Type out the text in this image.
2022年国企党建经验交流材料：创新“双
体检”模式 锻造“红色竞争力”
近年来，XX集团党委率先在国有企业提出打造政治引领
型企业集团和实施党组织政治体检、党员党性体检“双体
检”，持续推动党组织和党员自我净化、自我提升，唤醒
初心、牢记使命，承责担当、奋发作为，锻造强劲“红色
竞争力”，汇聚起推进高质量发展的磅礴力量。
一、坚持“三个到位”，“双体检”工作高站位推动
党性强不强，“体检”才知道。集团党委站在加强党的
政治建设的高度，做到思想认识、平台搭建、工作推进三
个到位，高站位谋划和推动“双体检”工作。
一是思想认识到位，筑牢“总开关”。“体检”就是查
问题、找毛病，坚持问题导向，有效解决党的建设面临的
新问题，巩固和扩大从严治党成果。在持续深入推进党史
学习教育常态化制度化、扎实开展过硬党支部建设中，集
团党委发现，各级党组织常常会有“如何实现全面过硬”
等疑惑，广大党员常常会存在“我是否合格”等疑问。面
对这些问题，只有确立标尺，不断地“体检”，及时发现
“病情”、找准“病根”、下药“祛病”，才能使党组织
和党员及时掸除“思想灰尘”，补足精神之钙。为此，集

### [OBJECTIVE]
Set down the entries above again, word for word.

### [THE OUTPUT]
Type out the text in this image.
2022年国企党建经验交流材料：创新“双
体检”模式 锻造“红色竞争力”
近年来，XX集团党委率先在国有企业提出打造政治引领
型企业集团和实施党组织政治体检、党员党性体检“双体
检”，持续推动党组织和党员自我净化、自我提升，唤醒
初心、牢记使命，承责担当、奋发作为，锻造强劲“红色
竞争力”，汇聚起推进高质量发展的磅礴力量。
一、坚持“三个到位”，“双体检”工作高站位推动
党性强不强，“体检”才知道。集团党委站在加强党的
政治建设的高度，做到思想认识、平台搭建、工作推进三
个到位，高站位谋划和推动“双体检”工作。
一是思想认识到位，筑牢“总开关”。“体检”就是查
问题、找毛病，坚持问题导向，有效解决党的建设面临的
新问题，巩固和扩大从严治党成果。在持续深入推进党史
学习教育常态化制度化、扎实开展过硬党支部建设中，集
团党委发现，各级党组织常常会有“如何实现全面过硬”
等疑惑，广大党员常常会存在“我是否合格”等疑问。面
对这些问题，只有确立标尺，不断地“体检”，及时发现
“病情”、找准“病根”、下药“祛病”，才能使党组织
和党员及时掸除“思想灰尘”，补足精神之钙。为此，集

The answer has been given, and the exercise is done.